→ Instruction: Below is a block of records; repeat all of them exactly.

━━━ Material

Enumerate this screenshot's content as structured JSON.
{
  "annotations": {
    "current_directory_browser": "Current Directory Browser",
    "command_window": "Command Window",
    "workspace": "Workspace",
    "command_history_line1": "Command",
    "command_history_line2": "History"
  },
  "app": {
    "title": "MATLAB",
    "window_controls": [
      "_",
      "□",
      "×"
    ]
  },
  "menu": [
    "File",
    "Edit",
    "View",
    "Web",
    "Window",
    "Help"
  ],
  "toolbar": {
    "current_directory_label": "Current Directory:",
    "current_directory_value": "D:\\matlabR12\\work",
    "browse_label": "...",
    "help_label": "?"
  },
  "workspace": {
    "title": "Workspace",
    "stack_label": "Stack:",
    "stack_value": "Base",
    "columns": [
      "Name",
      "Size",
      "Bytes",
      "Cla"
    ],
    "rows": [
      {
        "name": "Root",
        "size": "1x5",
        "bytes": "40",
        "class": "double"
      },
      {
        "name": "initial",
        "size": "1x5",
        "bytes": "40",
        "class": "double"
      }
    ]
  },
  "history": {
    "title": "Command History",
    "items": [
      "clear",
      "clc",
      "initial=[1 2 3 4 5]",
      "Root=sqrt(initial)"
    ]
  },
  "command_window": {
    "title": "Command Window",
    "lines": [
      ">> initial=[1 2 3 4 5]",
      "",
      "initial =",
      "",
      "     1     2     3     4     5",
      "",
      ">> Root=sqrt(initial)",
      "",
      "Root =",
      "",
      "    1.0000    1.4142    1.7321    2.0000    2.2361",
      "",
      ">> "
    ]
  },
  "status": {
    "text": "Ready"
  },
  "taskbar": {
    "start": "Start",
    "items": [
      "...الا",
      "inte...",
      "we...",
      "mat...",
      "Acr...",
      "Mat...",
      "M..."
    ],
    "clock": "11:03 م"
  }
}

━━━━━━

→ Expected output:
Enumerate this screenshot's content as structured JSON.
{
  "annotations": {
    "current_directory_browser": "Current Directory Browser",
    "command_window": "Command Window",
    "workspace": "Workspace",
    "command_history_line1": "Command",
    "command_history_line2": "History"
  },
  "app": {
    "title": "MATLAB",
    "window_controls": [
      "_",
      "□",
      "×"
    ]
  },
  "menu": [
    "File",
    "Edit",
    "View",
    "Web",
    "Window",
    "Help"
  ],
  "toolbar": {
    "current_directory_label": "Current Directory:",
    "current_directory_value": "D:\\matlabR12\\work",
    "browse_label": "...",
    "help_label": "?"
  },
  "workspace": {
    "title": "Workspace",
    "stack_label": "Stack:",
    "stack_value": "Base",
    "columns": [
      "Name",
      "Size",
      "Bytes",
      "Cla"
    ],
    "rows": [
      {
        "name": "Root",
        "size": "1x5",
        "bytes": "40",
        "class": "double"
      },
      {
        "name": "initial",
        "size": "1x5",
        "bytes": "40",
        "class": "double"
      }
    ]
  },
  "history": {
    "title": "Command History",
    "items": [
      "clear",
      "clc",
      "initial=[1 2 3 4 5]",
      "Root=sqrt(initial)"
    ]
  },
  "command_window": {
    "title": "Command Window",
    "lines": [
      ">> initial=[1 2 3 4 5]",
      "",
      "initial =",
      "",
      "     1     2     3     4     5",
      "",
      ">> Root=sqrt(initial)",
      "",
      "Root =",
      "",
      "    1.0000    1.4142    1.7321    2.0000    2.2361",
      "",
      ">> "
    ]
  },
  "status": {
    "text": "Ready"
  },
  "taskbar": {
    "start": "Start",
    "items": [
      "...الا",
      "inte...",
      "we...",
      "mat...",
      "Acr...",
      "Mat...",
      "M..."
    ],
    "clock": "11:03 م"
  }
}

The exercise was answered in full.